* start MATERIAL FOR THIS TASK *

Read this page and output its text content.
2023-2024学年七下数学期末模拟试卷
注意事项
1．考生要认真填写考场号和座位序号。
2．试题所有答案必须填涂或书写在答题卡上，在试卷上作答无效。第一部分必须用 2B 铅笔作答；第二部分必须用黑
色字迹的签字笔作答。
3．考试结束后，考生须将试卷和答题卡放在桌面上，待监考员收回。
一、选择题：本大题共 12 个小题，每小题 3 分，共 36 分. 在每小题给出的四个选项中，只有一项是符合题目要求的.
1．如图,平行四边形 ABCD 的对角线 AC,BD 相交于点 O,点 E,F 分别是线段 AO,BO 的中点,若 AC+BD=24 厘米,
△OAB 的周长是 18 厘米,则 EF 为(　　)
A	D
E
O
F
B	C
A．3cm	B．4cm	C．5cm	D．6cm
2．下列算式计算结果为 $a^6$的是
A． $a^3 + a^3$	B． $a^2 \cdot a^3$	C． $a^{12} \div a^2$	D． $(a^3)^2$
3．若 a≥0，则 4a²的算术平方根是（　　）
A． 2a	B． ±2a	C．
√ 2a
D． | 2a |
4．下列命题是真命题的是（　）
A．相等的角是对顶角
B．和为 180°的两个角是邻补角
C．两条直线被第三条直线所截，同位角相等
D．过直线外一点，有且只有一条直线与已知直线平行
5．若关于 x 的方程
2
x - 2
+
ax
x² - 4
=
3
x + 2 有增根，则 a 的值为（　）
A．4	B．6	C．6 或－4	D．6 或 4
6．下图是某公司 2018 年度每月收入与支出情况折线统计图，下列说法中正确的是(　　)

* end MATERIAL FOR THIS TASK *

### [EXERCISE AIM]
Reproduce the full set of records precisely.

### [RESULT FOR THIS TASK]
Read this page and output its text content.
2023-2024学年七下数学期末模拟试卷
注意事项
1．考生要认真填写考场号和座位序号。
2．试题所有答案必须填涂或书写在答题卡上，在试卷上作答无效。第一部分必须用 2B 铅笔作答；第二部分必须用黑
色字迹的签字笔作答。
3．考试结束后，考生须将试卷和答题卡放在桌面上，待监考员收回。
一、选择题：本大题共 12 个小题，每小题 3 分，共 36 分. 在每小题给出的四个选项中，只有一项是符合题目要求的.
1．如图,平行四边形 ABCD 的对角线 AC,BD 相交于点 O,点 E,F 分别是线段 AO,BO 的中点,若 AC+BD=24 厘米,
△OAB 的周长是 18 厘米,则 EF 为(　　)
A	D
E
O
F
B	C
A．3cm	B．4cm	C．5cm	D．6cm
2．下列算式计算结果为 $a^6$的是
A． $a^3 + a^3$	B． $a^2 \cdot a^3$	C． $a^{12} \div a^2$	D． $(a^3)^2$
3．若 a≥0，则 4a²的算术平方根是（　　）
A． 2a	B． ±2a	C．
√ 2a
D． | 2a |
4．下列命题是真命题的是（　）
A．相等的角是对顶角
B．和为 180°的两个角是邻补角
C．两条直线被第三条直线所截，同位角相等
D．过直线外一点，有且只有一条直线与已知直线平行
5．若关于 x 的方程
2
x - 2
+
ax
x² - 4
=
3
x + 2 有增根，则 a 的值为（　）
A．4	B．6	C．6 或－4	D．6 或 4
6．下图是某公司 2018 年度每月收入与支出情况折线统计图，下列说法中正确的是(　　)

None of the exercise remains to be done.